◆ Prompt:
Print the listing below in its entirety, character for character.

+++ Input data

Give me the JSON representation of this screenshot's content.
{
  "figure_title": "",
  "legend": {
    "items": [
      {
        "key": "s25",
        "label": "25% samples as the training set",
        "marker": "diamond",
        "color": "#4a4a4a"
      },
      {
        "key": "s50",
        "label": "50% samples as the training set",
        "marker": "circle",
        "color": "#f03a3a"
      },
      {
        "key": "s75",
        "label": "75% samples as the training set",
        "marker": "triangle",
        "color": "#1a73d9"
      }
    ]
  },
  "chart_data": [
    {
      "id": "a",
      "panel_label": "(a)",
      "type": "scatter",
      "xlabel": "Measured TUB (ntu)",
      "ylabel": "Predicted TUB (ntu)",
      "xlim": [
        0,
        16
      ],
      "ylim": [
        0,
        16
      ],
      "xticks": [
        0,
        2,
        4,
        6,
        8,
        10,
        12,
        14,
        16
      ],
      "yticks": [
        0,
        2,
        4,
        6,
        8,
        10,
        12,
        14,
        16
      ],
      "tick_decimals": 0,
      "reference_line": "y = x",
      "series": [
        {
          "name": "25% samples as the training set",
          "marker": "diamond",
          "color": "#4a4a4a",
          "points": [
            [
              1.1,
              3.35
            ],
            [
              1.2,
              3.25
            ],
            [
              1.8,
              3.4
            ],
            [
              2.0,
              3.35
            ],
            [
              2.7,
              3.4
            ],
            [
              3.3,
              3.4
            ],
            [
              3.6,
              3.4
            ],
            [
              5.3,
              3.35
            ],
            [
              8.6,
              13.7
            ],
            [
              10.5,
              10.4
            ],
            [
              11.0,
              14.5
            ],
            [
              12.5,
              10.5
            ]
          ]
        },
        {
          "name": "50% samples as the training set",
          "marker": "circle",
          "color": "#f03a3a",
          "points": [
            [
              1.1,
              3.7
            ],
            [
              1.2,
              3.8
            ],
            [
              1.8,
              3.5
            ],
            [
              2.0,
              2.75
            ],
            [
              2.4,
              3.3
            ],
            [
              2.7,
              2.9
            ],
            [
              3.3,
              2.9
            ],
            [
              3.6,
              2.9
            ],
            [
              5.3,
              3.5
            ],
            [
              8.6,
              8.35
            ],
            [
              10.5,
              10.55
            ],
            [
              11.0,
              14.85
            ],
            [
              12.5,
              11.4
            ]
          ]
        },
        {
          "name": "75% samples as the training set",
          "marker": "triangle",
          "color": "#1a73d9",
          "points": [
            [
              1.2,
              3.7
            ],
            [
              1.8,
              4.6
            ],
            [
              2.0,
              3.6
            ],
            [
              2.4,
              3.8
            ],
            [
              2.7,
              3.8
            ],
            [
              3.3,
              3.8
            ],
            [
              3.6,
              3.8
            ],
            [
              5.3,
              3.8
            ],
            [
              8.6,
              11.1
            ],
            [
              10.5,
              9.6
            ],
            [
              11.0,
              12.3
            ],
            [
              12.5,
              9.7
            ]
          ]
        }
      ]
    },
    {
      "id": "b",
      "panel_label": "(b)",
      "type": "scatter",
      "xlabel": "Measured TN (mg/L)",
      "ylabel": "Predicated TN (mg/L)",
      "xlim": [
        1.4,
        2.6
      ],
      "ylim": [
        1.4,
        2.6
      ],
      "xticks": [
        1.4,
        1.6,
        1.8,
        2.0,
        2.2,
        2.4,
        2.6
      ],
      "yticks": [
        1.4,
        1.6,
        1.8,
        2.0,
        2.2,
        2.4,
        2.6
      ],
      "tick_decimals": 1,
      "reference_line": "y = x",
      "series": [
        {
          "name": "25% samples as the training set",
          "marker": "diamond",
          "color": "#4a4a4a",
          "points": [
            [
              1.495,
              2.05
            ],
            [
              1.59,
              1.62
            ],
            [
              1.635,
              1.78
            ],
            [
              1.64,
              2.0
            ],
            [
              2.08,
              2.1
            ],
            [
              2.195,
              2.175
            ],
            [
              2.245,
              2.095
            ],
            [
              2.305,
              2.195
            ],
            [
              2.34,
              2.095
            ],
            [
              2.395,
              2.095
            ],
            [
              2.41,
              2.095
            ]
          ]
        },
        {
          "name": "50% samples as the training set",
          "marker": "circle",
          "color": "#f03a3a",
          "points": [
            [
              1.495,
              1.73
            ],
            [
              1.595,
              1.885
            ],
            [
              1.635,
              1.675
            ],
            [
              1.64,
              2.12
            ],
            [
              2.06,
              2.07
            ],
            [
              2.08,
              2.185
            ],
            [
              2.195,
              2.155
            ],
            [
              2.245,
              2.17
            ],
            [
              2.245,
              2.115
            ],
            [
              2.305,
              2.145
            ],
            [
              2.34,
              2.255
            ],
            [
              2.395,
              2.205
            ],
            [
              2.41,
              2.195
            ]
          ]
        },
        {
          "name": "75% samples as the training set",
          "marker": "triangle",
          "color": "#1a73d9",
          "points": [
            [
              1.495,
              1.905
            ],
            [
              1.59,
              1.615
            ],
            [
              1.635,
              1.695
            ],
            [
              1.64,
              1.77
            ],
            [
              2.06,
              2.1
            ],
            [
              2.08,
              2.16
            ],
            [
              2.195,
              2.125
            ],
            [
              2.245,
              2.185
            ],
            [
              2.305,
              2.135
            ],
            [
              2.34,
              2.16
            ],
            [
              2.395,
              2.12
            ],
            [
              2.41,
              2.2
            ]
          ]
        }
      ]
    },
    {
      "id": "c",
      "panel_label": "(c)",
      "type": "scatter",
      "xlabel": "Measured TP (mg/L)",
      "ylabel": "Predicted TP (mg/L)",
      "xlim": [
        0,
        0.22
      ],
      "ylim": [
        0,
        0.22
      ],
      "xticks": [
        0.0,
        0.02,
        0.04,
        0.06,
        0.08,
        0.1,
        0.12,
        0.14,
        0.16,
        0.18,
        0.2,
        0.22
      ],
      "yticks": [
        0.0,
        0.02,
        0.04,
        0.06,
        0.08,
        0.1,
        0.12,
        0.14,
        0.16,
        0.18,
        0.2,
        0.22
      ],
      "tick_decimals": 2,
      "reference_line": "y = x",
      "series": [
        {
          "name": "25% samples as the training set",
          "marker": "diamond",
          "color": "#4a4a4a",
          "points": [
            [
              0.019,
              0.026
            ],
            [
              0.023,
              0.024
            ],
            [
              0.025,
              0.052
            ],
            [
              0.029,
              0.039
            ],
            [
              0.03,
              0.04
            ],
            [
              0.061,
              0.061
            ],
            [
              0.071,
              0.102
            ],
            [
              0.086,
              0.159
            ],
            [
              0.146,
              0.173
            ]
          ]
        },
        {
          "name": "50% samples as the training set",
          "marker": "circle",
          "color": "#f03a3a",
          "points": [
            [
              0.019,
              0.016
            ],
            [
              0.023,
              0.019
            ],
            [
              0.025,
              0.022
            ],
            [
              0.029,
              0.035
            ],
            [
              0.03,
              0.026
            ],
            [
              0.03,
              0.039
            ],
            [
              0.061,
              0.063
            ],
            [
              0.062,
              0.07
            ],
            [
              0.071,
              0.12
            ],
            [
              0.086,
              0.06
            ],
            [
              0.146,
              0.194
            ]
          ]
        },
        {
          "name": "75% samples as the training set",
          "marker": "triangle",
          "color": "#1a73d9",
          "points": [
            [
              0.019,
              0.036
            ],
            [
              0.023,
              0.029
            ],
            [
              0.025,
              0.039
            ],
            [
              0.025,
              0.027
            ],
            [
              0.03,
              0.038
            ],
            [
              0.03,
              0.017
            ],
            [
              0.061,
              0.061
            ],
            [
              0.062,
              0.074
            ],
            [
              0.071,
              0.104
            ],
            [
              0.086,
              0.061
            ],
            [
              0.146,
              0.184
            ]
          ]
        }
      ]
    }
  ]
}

++++++

◆ Task answer:
Give me the JSON representation of this screenshot's content.
{
  "figure_title": "",
  "legend": {
    "items": [
      {
        "key": "s25",
        "label": "25% samples as the training set",
        "marker": "diamond",
        "color": "#4a4a4a"
      },
      {
        "key": "s50",
        "label": "50% samples as the training set",
        "marker": "circle",
        "color": "#f03a3a"
      },
      {
        "key": "s75",
        "label": "75% samples as the training set",
        "marker": "triangle",
        "color": "#1a73d9"
      }
    ]
  },
  "chart_data": [
    {
      "id": "a",
      "panel_label": "(a)",
      "type": "scatter",
      "xlabel": "Measured TUB (ntu)",
      "ylabel": "Predicted TUB (ntu)",
      "xlim": [
        0,
        16
      ],
      "ylim": [
        0,
        16
      ],
      "xticks": [
        0,
        2,
        4,
        6,
        8,
        10,
        12,
        14,
        16
      ],
      "yticks": [
        0,
        2,
        4,
        6,
        8,
        10,
        12,
        14,
        16
      ],
      "tick_decimals": 0,
      "reference_line": "y = x",
      "series": [
        {
          "name": "25% samples as the training set",
          "marker": "diamond",
          "color": "#4a4a4a",
          "points": [
            [
              1.1,
              3.35
            ],
            [
              1.2,
              3.25
            ],
            [
              1.8,
              3.4
            ],
            [
              2.0,
              3.35
            ],
            [
              2.7,
              3.4
            ],
            [
              3.3,
              3.4
            ],
            [
              3.6,
              3.4
            ],
            [
              5.3,
              3.35
            ],
            [
              8.6,
              13.7
            ],
            [
              10.5,
              10.4
            ],
            [
              11.0,
              14.5
            ],
            [
              12.5,
              10.5
            ]
          ]
        },
        {
          "name": "50% samples as the training set",
          "marker": "circle",
          "color": "#f03a3a",
          "points": [
            [
              1.1,
              3.7
            ],
            [
              1.2,
              3.8
            ],
            [
              1.8,
              3.5
            ],
            [
              2.0,
              2.75
            ],
            [
              2.4,
              3.3
            ],
            [
              2.7,
              2.9
            ],
            [
              3.3,
              2.9
            ],
            [
              3.6,
              2.9
            ],
            [
              5.3,
              3.5
            ],
            [
              8.6,
              8.35
            ],
            [
              10.5,
              10.55
            ],
            [
              11.0,
              14.85
            ],
            [
              12.5,
              11.4
            ]
          ]
        },
        {
          "name": "75% samples as the training set",
          "marker": "triangle",
          "color": "#1a73d9",
          "points": [
            [
              1.2,
              3.7
            ],
            [
              1.8,
              4.6
            ],
            [
              2.0,
              3.6
            ],
            [
              2.4,
              3.8
            ],
            [
              2.7,
              3.8
            ],
            [
              3.3,
              3.8
            ],
            [
              3.6,
              3.8
            ],
            [
              5.3,
              3.8
            ],
            [
              8.6,
              11.1
            ],
            [
              10.5,
              9.6
            ],
            [
              11.0,
              12.3
            ],
            [
              12.5,
              9.7
            ]
          ]
        }
      ]
    },
    {
      "id": "b",
      "panel_label": "(b)",
      "type": "scatter",
      "xlabel": "Measured TN (mg/L)",
      "ylabel": "Predicated TN (mg/L)",
      "xlim": [
        1.4,
        2.6
      ],
      "ylim": [
        1.4,
        2.6
      ],
      "xticks": [
        1.4,
        1.6,
        1.8,
        2.0,
        2.2,
        2.4,
        2.6
      ],
      "yticks": [
        1.4,
        1.6,
        1.8,
        2.0,
        2.2,
        2.4,
        2.6
      ],
      "tick_decimals": 1,
      "reference_line": "y = x",
      "series": [
        {
          "name": "25% samples as the training set",
          "marker": "diamond",
          "color": "#4a4a4a",
          "points": [
            [
              1.495,
              2.05
            ],
            [
              1.59,
              1.62
            ],
            [
              1.635,
              1.78
            ],
            [
              1.64,
              2.0
            ],
            [
              2.08,
              2.1
            ],
            [
              2.195,
              2.175
            ],
            [
              2.245,
              2.095
            ],
            [
              2.305,
              2.195
            ],
            [
              2.34,
              2.095
            ],
            [
              2.395,
              2.095
            ],
            [
              2.41,
              2.095
            ]
          ]
        },
        {
          "name": "50% samples as the training set",
          "marker": "circle",
          "color": "#f03a3a",
          "points": [
            [
              1.495,
              1.73
            ],
            [
              1.595,
              1.885
            ],
            [
              1.635,
              1.675
            ],
            [
              1.64,
              2.12
            ],
            [
              2.06,
              2.07
            ],
            [
              2.08,
              2.185
            ],
            [
              2.195,
              2.155
            ],
            [
              2.245,
              2.17
            ],
            [
              2.245,
              2.115
            ],
            [
              2.305,
              2.145
            ],
            [
              2.34,
              2.255
            ],
            [
              2.395,
              2.205
            ],
            [
              2.41,
              2.195
            ]
          ]
        },
        {
          "name": "75% samples as the training set",
          "marker": "triangle",
          "color": "#1a73d9",
          "points": [
            [
              1.495,
              1.905
            ],
            [
              1.59,
              1.615
            ],
            [
              1.635,
              1.695
            ],
            [
              1.64,
              1.77
            ],
            [
              2.06,
              2.1
            ],
            [
              2.08,
              2.16
            ],
            [
              2.195,
              2.125
            ],
            [
              2.245,
              2.185
            ],
            [
              2.305,
              2.135
            ],
            [
              2.34,
              2.16
            ],
            [
              2.395,
              2.12
            ],
            [
              2.41,
              2.2
            ]
          ]
        }
      ]
    },
    {
      "id": "c",
      "panel_label": "(c)",
      "type": "scatter",
      "xlabel": "Measured TP (mg/L)",
      "ylabel": "Predicted TP (mg/L)",
      "xlim": [
        0,
        0.22
      ],
      "ylim": [
        0,
        0.22
      ],
      "xticks": [
        0.0,
        0.02,
        0.04,
        0.06,
        0.08,
        0.1,
        0.12,
        0.14,
        0.16,
        0.18,
        0.2,
        0.22
      ],
      "yticks": [
        0.0,
        0.02,
        0.04,
        0.06,
        0.08,
        0.1,
        0.12,
        0.14,
        0.16,
        0.18,
        0.2,
        0.22
      ],
      "tick_decimals": 2,
      "reference_line": "y = x",
      "series": [
        {
          "name": "25% samples as the training set",
          "marker": "diamond",
          "color": "#4a4a4a",
          "points": [
            [
              0.019,
              0.026
            ],
            [
              0.023,
              0.024
            ],
            [
              0.025,
              0.052
            ],
            [
              0.029,
              0.039
            ],
            [
              0.03,
              0.04
            ],
            [
              0.061,
              0.061
            ],
            [
              0.071,
              0.102
            ],
            [
              0.086,
              0.159
            ],
            [
              0.146,
              0.173
            ]
          ]
        },
        {
          "name": "50% samples as the training set",
          "marker": "circle",
          "color": "#f03a3a",
          "points": [
            [
              0.019,
              0.016
            ],
            [
              0.023,
              0.019
            ],
            [
              0.025,
              0.022
            ],
            [
              0.029,
              0.035
            ],
            [
              0.03,
              0.026
            ],
            [
              0.03,
              0.039
            ],
            [
              0.061,
              0.063
            ],
            [
              0.062,
              0.07
            ],
            [
              0.071,
              0.12
            ],
            [
              0.086,
              0.06
            ],
            [
              0.146,
              0.194
            ]
          ]
        },
        {
          "name": "75% samples as the training set",
          "marker": "triangle",
          "color": "#1a73d9",
          "points": [
            [
              0.019,
              0.036
            ],
            [
              0.023,
              0.029
            ],
            [
              0.025,
              0.039
            ],
            [
              0.025,
              0.027
            ],
            [
              0.03,
              0.038
            ],
            [
              0.03,
              0.017
            ],
            [
              0.061,
              0.061
            ],
            [
              0.062,
              0.074
            ],
            [
              0.071,
              0.104
            ],
            [
              0.086,
              0.061
            ],
            [
              0.146,
              0.184
            ]
          ]
        }
      ]
    }
  ]
}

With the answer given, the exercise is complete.